▶ _Set exercise_
Omit the pictures, then reproduce every remaining record exactly.
★ ★ ★ ★ ★
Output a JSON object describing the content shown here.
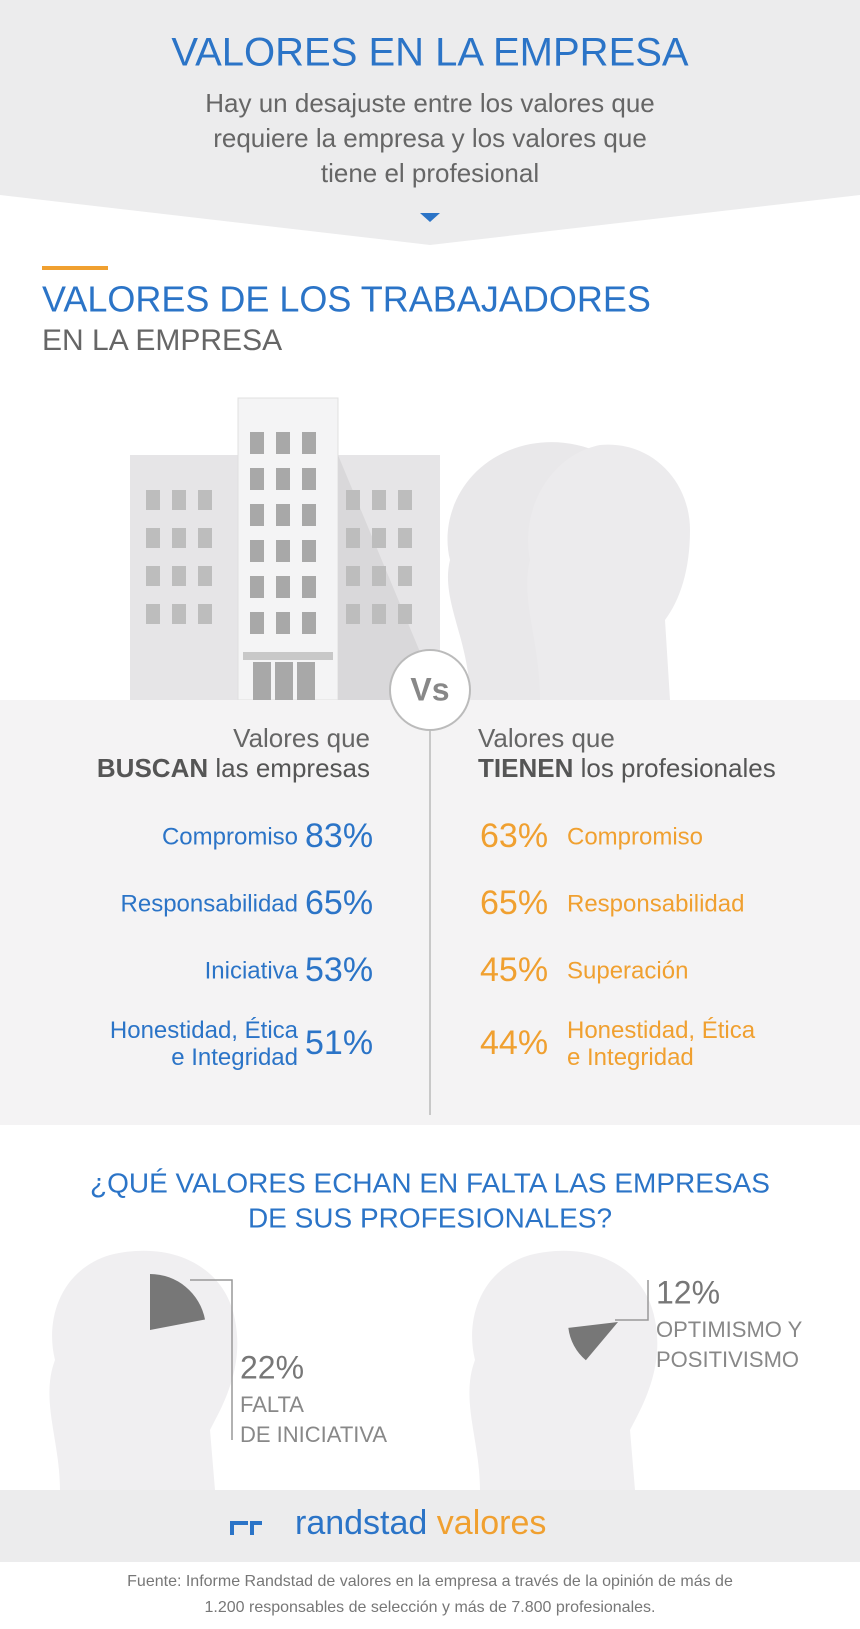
{
  "header": {
    "title": "VALORES EN LA EMPRESA",
    "subtitle": [
      "Hay un desajuste entre los valores que",
      "requiere la empresa y los valores que",
      "tiene el profesional"
    ]
  },
  "section": {
    "title": "VALORES DE LOS TRABAJADORES",
    "subtitle": "EN LA EMPRESA"
  },
  "vs": "Vs",
  "companies": {
    "heading": "Valores que",
    "heading_bold": "BUSCAN",
    "heading_rest": "las empresas",
    "rows": [
      {
        "label": [
          "Compromiso"
        ],
        "pct": "83%"
      },
      {
        "label": [
          "Responsabilidad"
        ],
        "pct": "65%"
      },
      {
        "label": [
          "Iniciativa"
        ],
        "pct": "53%"
      },
      {
        "label": [
          "Honestidad, Ética",
          "e Integridad"
        ],
        "pct": "51%"
      }
    ]
  },
  "professionals": {
    "heading": "Valores que",
    "heading_bold": "TIENEN",
    "heading_rest": "los profesionales",
    "rows": [
      {
        "label": [
          "Compromiso"
        ],
        "pct": "63%"
      },
      {
        "label": [
          "Responsabilidad"
        ],
        "pct": "65%"
      },
      {
        "label": [
          "Superación"
        ],
        "pct": "45%"
      },
      {
        "label": [
          "Honestidad, Ética",
          "e Integridad"
        ],
        "pct": "44%"
      }
    ]
  },
  "question": [
    "¿QUÉ VALORES ECHAN EN FALTA LAS EMPRESAS",
    "DE SUS PROFESIONALES?"
  ],
  "missing": [
    {
      "value": 22,
      "label": "22%",
      "text": [
        "FALTA",
        "DE INICIATIVA"
      ]
    },
    {
      "value": 12,
      "label": "12%",
      "text": [
        "OPTIMISMO Y",
        "POSITIVISMO"
      ]
    }
  ],
  "logo": {
    "brand": "randstad",
    "product": "valores"
  },
  "source": [
    "Fuente: Informe Randstad de valores en la empresa a través de la opinión de más de",
    "1.200 responsables de selección y más de 7.800 profesionales."
  ]
}
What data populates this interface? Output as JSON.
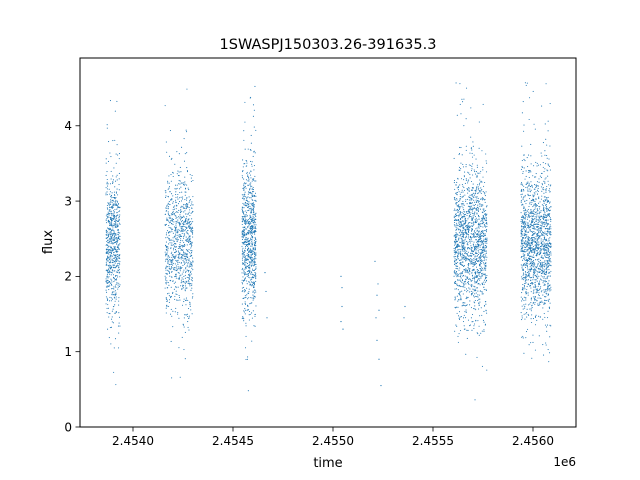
{
  "chart_data": {
    "type": "scatter",
    "title": "1SWASPJ150303.26-391635.3",
    "xlabel": "time",
    "ylabel": "flux",
    "x_offset_label": "1e6",
    "xlim": [
      2453735,
      2456215
    ],
    "ylim": [
      0,
      4.9
    ],
    "x_ticks": [
      2454000,
      2454500,
      2455000,
      2455500,
      2456000
    ],
    "x_tick_labels": [
      "2.4540",
      "2.4545",
      "2.4550",
      "2.4555",
      "2.4560"
    ],
    "y_ticks": [
      0,
      1,
      2,
      3,
      4
    ],
    "y_tick_labels": [
      "0",
      "1",
      "2",
      "3",
      "4"
    ],
    "grid": false,
    "marker_color": "#1f77b4",
    "clusters": [
      {
        "x_range": [
          2453865,
          2453935
        ],
        "center": 2.45,
        "spread": 0.45,
        "min": 0.2,
        "max": 4.6,
        "count": 700
      },
      {
        "x_range": [
          2454160,
          2454300
        ],
        "center": 2.45,
        "spread": 0.48,
        "min": 0.25,
        "max": 4.7,
        "count": 900
      },
      {
        "x_range": [
          2454545,
          2454615
        ],
        "center": 2.5,
        "spread": 0.5,
        "min": 0.2,
        "max": 4.7,
        "count": 800
      },
      {
        "x_range": [
          2455605,
          2455770
        ],
        "center": 2.45,
        "spread": 0.48,
        "min": 0.3,
        "max": 4.65,
        "count": 1500
      },
      {
        "x_range": [
          2455940,
          2456090
        ],
        "center": 2.45,
        "spread": 0.5,
        "min": 0.3,
        "max": 4.65,
        "count": 1500
      }
    ],
    "sparse_points": [
      {
        "x": 2454660,
        "y": 2.05
      },
      {
        "x": 2454665,
        "y": 1.8
      },
      {
        "x": 2454670,
        "y": 1.45
      },
      {
        "x": 2455040,
        "y": 2.0
      },
      {
        "x": 2455045,
        "y": 1.85
      },
      {
        "x": 2455045,
        "y": 1.6
      },
      {
        "x": 2455040,
        "y": 1.4
      },
      {
        "x": 2455050,
        "y": 1.3
      },
      {
        "x": 2455210,
        "y": 2.2
      },
      {
        "x": 2455225,
        "y": 1.9
      },
      {
        "x": 2455220,
        "y": 1.75
      },
      {
        "x": 2455230,
        "y": 1.55
      },
      {
        "x": 2455215,
        "y": 1.45
      },
      {
        "x": 2455220,
        "y": 1.15
      },
      {
        "x": 2455230,
        "y": 0.9
      },
      {
        "x": 2455240,
        "y": 0.55
      },
      {
        "x": 2455360,
        "y": 1.6
      },
      {
        "x": 2455355,
        "y": 1.45
      }
    ]
  }
}
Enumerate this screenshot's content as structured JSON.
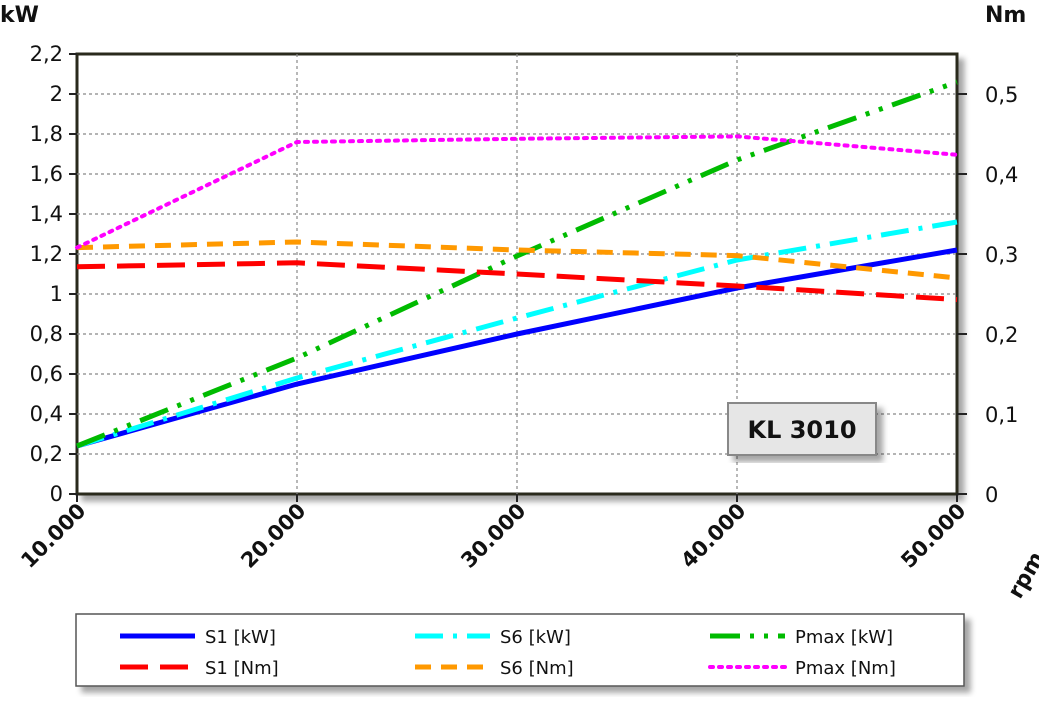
★ ★ ★ ★ ★
▶ _Result_
Output a JSON object describing the content shown here.
{
  "header": {
    "title": "VALORES EN LA EMPRESA",
    "subtitle": [
      "Hay un desajuste entre los valores que",
      "requiere la empresa y los valores que",
      "tiene el profesional"
    ]
  },
  "section": {
    "title": "VALORES DE LOS TRABAJADORES",
    "subtitle": "EN LA EMPRESA"
  },
  "vs": "Vs",
  "companies": {
    "heading": "Valores que",
    "heading_bold": "BUSCAN",
    "heading_rest": "las empresas",
    "rows": [
      {
        "label": [
          "Compromiso"
        ],
        "pct": "83%"
      },
      {
        "label": [
          "Responsabilidad"
        ],
        "pct": "65%"
      },
      {
        "label": [
          "Iniciativa"
        ],
        "pct": "53%"
      },
      {
        "label": [
          "Honestidad, Ética",
          "e Integridad"
        ],
        "pct": "51%"
      }
    ]
  },
  "professionals": {
    "heading": "Valores que",
    "heading_bold": "TIENEN",
    "heading_rest": "los profesionales",
    "rows": [
      {
        "label": [
          "Compromiso"
        ],
        "pct": "63%"
      },
      {
        "label": [
          "Responsabilidad"
        ],
        "pct": "65%"
      },
      {
        "label": [
          "Superación"
        ],
        "pct": "45%"
      },
      {
        "label": [
          "Honestidad, Ética",
          "e Integridad"
        ],
        "pct": "44%"
      }
    ]
  },
  "question": [
    "¿QUÉ VALORES ECHAN EN FALTA LAS EMPRESAS",
    "DE SUS PROFESIONALES?"
  ],
  "missing": [
    {
      "value": 22,
      "label": "22%",
      "text": [
        "FALTA",
        "DE INICIATIVA"
      ]
    },
    {
      "value": 12,
      "label": "12%",
      "text": [
        "OPTIMISMO Y",
        "POSITIVISMO"
      ]
    }
  ],
  "logo": {
    "brand": "randstad",
    "product": "valores"
  },
  "source": [
    "Fuente: Informe Randstad de valores en la empresa a través de la opinión de más de",
    "1.200 responsables de selección y más de 7.800 profesionales."
  ]
}
What data populates this interface? Output as JSON.
{
  "chart_data": {
    "type": "scatter",
    "title": "1SWASPJ150303.26-391635.3",
    "xlabel": "time",
    "ylabel": "flux",
    "x_offset_label": "1e6",
    "xlim": [
      2453735,
      2456215
    ],
    "ylim": [
      0,
      4.9
    ],
    "x_ticks": [
      2454000,
      2454500,
      2455000,
      2455500,
      2456000
    ],
    "x_tick_labels": [
      "2.4540",
      "2.4545",
      "2.4550",
      "2.4555",
      "2.4560"
    ],
    "y_ticks": [
      0,
      1,
      2,
      3,
      4
    ],
    "y_tick_labels": [
      "0",
      "1",
      "2",
      "3",
      "4"
    ],
    "grid": false,
    "marker_color": "#1f77b4",
    "clusters": [
      {
        "x_range": [
          2453865,
          2453935
        ],
        "center": 2.45,
        "spread": 0.45,
        "min": 0.2,
        "max": 4.6,
        "count": 700
      },
      {
        "x_range": [
          2454160,
          2454300
        ],
        "center": 2.45,
        "spread": 0.48,
        "min": 0.25,
        "max": 4.7,
        "count": 900
      },
      {
        "x_range": [
          2454545,
          2454615
        ],
        "center": 2.5,
        "spread": 0.5,
        "min": 0.2,
        "max": 4.7,
        "count": 800
      },
      {
        "x_range": [
          2455605,
          2455770
        ],
        "center": 2.45,
        "spread": 0.48,
        "min": 0.3,
        "max": 4.65,
        "count": 1500
      },
      {
        "x_range": [
          2455940,
          2456090
        ],
        "center": 2.45,
        "spread": 0.5,
        "min": 0.3,
        "max": 4.65,
        "count": 1500
      }
    ],
    "sparse_points": [
      {
        "x": 2454660,
        "y": 2.05
      },
      {
        "x": 2454665,
        "y": 1.8
      },
      {
        "x": 2454670,
        "y": 1.45
      },
      {
        "x": 2455040,
        "y": 2.0
      },
      {
        "x": 2455045,
        "y": 1.85
      },
      {
        "x": 2455045,
        "y": 1.6
      },
      {
        "x": 2455040,
        "y": 1.4
      },
      {
        "x": 2455050,
        "y": 1.3
      },
      {
        "x": 2455210,
        "y": 2.2
      },
      {
        "x": 2455225,
        "y": 1.9
      },
      {
        "x": 2455220,
        "y": 1.75
      },
      {
        "x": 2455230,
        "y": 1.55
      },
      {
        "x": 2455215,
        "y": 1.45
      },
      {
        "x": 2455220,
        "y": 1.15
      },
      {
        "x": 2455230,
        "y": 0.9
      },
      {
        "x": 2455240,
        "y": 0.55
      },
      {
        "x": 2455360,
        "y": 1.6
      },
      {
        "x": 2455355,
        "y": 1.45
      }
    ]
  }
}
Enumerate this screenshot's content as structured JSON.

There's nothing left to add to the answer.